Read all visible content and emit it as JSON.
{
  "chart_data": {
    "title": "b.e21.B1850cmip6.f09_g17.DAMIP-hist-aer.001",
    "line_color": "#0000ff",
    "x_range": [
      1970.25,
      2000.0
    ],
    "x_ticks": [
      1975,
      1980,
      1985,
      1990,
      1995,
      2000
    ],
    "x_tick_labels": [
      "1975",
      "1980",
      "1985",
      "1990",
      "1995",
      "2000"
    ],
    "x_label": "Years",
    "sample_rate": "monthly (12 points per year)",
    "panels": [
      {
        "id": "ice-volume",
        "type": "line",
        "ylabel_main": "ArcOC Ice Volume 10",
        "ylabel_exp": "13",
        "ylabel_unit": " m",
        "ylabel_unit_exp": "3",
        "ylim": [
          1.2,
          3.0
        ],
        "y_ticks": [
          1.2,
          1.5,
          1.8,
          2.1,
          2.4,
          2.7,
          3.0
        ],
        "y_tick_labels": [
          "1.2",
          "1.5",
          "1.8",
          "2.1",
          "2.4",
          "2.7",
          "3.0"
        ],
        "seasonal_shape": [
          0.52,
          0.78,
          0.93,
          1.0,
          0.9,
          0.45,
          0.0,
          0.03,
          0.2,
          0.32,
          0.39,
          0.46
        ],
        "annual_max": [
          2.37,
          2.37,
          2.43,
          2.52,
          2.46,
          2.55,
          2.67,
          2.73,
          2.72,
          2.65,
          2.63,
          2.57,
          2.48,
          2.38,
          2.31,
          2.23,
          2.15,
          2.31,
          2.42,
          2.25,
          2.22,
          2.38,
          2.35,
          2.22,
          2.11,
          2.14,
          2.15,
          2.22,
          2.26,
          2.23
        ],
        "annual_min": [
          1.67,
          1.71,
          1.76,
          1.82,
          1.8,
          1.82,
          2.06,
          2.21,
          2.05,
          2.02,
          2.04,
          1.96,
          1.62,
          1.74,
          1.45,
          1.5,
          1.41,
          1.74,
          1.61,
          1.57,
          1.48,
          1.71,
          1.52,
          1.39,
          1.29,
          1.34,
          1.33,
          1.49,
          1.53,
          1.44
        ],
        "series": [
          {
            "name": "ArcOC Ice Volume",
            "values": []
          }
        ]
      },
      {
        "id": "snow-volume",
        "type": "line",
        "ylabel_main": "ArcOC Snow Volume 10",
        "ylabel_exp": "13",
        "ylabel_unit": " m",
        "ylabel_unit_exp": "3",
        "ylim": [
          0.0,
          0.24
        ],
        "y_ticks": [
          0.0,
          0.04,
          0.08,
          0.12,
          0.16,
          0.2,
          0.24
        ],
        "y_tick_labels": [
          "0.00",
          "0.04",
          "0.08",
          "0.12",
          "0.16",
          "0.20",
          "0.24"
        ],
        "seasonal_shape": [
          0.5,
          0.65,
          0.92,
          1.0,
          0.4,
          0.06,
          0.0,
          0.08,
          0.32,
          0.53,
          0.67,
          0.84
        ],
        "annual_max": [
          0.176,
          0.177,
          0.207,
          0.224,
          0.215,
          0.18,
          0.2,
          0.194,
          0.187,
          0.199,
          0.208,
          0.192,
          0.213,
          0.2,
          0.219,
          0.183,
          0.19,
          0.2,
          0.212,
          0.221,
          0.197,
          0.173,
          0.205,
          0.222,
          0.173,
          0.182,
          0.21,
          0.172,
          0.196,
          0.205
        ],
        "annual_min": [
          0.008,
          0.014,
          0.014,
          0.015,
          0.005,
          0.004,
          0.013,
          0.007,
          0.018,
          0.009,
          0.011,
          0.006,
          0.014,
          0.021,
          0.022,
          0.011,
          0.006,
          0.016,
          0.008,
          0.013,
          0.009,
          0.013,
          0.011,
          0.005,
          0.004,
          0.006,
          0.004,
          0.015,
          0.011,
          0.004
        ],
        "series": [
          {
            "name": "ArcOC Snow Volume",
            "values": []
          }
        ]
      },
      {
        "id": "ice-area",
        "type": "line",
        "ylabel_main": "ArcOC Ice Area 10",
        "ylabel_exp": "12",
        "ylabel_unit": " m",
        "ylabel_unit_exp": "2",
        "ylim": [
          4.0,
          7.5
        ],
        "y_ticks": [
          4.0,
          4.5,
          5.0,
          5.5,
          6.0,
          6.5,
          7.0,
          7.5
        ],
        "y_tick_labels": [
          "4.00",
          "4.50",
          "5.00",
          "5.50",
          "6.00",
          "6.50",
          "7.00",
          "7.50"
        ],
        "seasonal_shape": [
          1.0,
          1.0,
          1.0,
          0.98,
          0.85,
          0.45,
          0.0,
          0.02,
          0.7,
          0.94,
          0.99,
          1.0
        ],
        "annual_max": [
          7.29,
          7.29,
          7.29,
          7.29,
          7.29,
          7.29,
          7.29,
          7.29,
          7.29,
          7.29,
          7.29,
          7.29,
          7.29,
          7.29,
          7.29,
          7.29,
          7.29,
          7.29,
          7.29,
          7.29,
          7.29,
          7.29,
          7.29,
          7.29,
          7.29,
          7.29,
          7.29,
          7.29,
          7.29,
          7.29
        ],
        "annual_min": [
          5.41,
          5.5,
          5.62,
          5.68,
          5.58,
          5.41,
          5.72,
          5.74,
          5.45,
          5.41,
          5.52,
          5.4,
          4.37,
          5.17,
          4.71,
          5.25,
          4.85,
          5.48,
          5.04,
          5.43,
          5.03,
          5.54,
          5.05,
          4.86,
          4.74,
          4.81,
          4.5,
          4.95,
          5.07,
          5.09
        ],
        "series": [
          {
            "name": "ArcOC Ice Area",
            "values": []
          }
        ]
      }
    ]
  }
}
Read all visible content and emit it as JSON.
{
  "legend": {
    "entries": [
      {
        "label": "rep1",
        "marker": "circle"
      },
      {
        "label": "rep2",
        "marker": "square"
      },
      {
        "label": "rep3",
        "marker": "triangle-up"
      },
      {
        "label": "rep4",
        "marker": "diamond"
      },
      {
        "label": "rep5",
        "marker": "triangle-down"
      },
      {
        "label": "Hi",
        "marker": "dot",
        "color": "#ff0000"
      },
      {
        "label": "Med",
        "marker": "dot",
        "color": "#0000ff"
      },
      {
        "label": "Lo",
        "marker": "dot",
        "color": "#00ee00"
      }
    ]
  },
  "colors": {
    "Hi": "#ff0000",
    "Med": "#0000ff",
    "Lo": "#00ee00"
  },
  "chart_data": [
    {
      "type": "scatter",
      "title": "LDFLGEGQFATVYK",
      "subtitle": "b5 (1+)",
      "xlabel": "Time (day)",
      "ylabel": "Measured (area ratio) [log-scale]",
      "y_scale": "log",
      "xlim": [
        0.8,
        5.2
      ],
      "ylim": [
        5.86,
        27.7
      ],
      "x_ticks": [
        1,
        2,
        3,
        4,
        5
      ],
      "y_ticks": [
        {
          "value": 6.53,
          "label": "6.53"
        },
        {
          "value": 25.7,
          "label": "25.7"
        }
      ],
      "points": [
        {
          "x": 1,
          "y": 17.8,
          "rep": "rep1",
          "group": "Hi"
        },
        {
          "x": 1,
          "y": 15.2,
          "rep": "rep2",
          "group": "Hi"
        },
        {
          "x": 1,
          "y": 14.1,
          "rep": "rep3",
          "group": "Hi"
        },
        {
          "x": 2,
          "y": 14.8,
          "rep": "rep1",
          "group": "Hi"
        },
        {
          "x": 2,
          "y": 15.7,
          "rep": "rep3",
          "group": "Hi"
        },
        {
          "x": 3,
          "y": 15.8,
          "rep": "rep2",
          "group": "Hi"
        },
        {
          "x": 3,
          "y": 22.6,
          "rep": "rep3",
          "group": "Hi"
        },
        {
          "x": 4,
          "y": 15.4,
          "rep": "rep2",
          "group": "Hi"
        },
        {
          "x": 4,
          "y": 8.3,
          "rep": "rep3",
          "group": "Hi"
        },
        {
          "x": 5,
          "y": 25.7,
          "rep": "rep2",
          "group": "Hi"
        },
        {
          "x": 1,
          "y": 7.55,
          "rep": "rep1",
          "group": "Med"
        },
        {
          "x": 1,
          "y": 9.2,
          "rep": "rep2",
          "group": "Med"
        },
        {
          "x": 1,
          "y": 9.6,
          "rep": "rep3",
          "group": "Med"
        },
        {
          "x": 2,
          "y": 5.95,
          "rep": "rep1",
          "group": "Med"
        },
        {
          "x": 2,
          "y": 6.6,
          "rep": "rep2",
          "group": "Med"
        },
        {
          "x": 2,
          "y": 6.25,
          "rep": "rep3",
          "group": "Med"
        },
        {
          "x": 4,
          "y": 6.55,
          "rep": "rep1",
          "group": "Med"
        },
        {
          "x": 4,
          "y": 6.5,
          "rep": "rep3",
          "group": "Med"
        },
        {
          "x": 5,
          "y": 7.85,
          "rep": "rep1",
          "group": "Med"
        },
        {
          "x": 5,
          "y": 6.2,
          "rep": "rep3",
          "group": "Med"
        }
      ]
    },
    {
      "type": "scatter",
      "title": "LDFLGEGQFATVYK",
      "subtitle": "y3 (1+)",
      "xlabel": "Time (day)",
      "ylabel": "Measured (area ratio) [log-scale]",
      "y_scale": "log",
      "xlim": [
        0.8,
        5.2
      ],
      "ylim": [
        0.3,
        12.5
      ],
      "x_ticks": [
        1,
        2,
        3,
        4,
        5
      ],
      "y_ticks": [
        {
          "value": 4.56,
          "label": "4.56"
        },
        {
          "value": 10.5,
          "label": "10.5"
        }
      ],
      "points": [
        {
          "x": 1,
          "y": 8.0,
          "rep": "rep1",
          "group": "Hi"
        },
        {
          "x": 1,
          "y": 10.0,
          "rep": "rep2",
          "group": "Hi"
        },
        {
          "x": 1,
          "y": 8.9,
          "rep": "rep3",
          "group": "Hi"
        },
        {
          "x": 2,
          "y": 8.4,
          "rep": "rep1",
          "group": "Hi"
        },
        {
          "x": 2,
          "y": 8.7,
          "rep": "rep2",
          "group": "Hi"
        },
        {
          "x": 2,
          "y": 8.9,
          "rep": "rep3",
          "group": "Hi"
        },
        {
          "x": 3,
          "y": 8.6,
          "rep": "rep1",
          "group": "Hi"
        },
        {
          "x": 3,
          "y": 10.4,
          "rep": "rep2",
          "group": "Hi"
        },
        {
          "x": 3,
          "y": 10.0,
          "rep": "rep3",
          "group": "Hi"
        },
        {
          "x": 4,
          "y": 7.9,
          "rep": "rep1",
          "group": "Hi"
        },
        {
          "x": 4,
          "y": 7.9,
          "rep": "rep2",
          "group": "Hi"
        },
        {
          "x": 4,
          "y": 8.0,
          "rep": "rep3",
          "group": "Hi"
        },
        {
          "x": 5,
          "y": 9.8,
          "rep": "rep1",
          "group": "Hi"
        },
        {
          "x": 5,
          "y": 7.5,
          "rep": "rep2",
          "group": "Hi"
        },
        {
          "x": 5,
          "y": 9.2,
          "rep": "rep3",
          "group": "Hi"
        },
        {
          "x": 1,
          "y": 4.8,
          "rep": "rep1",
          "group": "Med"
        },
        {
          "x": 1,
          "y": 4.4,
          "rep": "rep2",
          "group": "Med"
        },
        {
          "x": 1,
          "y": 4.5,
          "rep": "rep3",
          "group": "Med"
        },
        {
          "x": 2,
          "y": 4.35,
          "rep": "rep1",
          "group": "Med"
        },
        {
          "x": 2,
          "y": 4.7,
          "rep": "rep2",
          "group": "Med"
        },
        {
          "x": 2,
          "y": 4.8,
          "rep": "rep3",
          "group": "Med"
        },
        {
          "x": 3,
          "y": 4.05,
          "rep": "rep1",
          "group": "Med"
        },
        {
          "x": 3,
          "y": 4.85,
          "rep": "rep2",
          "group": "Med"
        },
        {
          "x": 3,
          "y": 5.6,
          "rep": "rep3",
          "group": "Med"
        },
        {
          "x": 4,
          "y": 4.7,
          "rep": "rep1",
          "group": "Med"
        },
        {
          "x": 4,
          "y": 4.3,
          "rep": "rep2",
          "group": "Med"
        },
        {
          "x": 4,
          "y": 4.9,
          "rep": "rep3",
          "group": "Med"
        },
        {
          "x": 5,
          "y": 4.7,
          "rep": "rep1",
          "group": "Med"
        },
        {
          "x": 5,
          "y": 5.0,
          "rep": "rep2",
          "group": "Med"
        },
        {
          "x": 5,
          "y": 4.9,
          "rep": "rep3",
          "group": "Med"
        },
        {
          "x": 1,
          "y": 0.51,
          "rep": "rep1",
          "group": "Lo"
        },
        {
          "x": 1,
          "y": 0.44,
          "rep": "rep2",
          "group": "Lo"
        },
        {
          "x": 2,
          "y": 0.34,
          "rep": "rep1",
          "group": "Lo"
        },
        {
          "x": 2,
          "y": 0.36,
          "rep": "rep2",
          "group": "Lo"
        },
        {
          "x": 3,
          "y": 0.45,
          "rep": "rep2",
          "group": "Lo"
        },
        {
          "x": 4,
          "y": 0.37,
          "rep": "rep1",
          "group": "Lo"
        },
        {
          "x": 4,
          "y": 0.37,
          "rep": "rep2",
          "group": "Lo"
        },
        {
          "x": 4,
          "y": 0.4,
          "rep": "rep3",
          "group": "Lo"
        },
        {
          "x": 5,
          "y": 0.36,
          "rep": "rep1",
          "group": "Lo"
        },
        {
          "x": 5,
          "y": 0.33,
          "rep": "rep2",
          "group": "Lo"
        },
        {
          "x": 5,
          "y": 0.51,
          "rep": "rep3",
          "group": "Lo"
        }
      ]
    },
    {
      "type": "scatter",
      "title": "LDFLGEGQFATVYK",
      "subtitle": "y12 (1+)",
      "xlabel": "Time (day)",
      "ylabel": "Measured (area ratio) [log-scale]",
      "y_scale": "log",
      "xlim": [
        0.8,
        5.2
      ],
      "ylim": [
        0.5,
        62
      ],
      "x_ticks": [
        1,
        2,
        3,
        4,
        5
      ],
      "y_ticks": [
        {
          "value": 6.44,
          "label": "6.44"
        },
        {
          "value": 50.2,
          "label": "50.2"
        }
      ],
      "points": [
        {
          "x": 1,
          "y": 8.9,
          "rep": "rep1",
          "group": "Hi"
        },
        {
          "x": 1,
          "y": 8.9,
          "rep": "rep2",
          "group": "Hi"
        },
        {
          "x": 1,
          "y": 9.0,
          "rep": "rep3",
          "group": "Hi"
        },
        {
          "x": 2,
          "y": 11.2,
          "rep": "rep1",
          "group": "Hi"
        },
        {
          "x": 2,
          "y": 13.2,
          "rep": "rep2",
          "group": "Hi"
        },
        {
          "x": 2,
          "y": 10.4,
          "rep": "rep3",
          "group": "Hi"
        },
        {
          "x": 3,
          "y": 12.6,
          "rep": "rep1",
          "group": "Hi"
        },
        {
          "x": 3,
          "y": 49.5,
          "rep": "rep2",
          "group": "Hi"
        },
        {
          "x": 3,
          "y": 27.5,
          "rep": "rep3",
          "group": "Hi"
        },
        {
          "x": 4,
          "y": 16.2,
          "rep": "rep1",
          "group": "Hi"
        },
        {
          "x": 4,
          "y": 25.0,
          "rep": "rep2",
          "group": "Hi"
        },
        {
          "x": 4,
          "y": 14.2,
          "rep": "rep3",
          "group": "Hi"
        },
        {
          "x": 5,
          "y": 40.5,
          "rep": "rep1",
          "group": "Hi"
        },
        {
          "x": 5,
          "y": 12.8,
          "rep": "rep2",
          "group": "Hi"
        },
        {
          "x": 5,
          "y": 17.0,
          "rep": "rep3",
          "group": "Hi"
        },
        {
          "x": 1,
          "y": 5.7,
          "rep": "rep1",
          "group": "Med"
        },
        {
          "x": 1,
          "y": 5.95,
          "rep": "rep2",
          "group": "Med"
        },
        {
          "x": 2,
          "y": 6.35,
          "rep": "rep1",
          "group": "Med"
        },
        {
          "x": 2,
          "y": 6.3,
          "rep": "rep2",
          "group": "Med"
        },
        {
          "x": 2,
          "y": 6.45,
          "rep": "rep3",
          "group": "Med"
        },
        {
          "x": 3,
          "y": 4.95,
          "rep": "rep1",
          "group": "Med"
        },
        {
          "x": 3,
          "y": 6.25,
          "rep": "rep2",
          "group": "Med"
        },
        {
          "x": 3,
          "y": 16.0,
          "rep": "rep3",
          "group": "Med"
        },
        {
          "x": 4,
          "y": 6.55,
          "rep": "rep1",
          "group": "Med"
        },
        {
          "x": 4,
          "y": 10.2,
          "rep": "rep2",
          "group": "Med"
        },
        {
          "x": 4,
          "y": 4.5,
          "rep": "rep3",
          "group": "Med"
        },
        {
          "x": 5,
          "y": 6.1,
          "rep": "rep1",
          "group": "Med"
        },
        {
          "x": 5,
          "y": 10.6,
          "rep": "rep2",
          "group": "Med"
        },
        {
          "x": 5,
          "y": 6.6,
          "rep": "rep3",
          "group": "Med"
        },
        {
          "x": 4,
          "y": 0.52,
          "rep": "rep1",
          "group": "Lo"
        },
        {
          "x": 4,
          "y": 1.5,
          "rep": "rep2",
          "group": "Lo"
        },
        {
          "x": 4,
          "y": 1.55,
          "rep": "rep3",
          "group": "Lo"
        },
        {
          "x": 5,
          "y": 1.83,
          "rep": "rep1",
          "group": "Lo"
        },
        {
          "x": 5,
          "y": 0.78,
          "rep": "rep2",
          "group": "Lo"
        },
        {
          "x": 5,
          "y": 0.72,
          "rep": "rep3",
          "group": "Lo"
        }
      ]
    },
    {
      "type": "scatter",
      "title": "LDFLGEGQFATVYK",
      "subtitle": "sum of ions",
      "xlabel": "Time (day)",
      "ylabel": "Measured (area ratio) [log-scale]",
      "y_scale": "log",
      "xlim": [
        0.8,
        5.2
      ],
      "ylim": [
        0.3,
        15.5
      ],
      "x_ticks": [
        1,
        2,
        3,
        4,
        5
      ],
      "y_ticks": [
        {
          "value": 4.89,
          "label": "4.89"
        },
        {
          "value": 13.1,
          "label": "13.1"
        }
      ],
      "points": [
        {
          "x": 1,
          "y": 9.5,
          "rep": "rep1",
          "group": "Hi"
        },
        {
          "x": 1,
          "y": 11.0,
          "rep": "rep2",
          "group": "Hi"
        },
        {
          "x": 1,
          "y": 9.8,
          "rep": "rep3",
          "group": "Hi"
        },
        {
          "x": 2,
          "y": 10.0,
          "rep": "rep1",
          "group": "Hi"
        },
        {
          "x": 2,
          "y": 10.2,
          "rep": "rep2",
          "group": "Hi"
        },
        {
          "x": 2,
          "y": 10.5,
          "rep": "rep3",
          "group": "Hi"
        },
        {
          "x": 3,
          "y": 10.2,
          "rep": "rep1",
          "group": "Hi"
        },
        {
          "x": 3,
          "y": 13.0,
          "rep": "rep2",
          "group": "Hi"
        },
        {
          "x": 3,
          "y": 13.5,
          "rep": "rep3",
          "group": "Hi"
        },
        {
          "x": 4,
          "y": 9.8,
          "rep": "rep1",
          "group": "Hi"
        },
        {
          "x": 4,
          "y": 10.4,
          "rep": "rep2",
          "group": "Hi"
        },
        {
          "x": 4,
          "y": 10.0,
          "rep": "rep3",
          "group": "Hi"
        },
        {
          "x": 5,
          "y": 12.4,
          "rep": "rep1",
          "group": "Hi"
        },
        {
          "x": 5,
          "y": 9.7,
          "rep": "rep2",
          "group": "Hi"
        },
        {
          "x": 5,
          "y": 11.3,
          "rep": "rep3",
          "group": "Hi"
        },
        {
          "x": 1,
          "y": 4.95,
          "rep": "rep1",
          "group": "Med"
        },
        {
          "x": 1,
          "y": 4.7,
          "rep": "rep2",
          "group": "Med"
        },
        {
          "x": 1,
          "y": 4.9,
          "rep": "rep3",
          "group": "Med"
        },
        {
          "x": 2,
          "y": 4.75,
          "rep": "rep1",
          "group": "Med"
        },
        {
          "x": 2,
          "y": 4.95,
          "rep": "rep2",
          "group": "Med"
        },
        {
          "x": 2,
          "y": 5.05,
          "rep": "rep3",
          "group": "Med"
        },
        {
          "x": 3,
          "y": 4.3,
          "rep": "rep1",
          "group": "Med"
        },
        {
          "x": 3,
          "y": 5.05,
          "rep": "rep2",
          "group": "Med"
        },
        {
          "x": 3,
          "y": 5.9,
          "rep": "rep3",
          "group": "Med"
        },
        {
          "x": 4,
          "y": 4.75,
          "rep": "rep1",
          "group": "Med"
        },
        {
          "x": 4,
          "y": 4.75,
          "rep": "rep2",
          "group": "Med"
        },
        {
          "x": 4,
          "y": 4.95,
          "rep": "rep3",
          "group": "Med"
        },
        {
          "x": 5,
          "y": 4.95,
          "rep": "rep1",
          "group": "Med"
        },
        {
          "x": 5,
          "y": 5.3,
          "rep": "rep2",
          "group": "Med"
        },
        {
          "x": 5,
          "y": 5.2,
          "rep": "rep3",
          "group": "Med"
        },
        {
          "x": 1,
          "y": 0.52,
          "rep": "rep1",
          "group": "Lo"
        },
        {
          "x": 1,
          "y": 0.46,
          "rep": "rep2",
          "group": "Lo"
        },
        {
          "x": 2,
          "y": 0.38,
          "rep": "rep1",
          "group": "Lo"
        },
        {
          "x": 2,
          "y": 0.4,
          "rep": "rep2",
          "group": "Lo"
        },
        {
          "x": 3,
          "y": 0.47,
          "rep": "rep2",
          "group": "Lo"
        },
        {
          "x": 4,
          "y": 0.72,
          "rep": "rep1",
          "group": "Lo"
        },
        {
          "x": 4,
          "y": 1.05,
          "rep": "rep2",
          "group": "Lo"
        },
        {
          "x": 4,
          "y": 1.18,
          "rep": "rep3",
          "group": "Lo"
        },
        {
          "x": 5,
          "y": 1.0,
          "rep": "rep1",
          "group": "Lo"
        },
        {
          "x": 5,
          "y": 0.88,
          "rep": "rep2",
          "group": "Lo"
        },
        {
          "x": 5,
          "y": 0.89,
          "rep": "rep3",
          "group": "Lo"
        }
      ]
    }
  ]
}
+-------+
**Do this:**
List each line of the entries that holds the string "marker".

**Final result:**
        "marker": "circle"
        "marker": "square"
        "marker": "triangle-up"
        "marker": "diamond"
        "marker": "triangle-down"
        "marker": "dot",
        "marker": "dot",
        "marker": "dot",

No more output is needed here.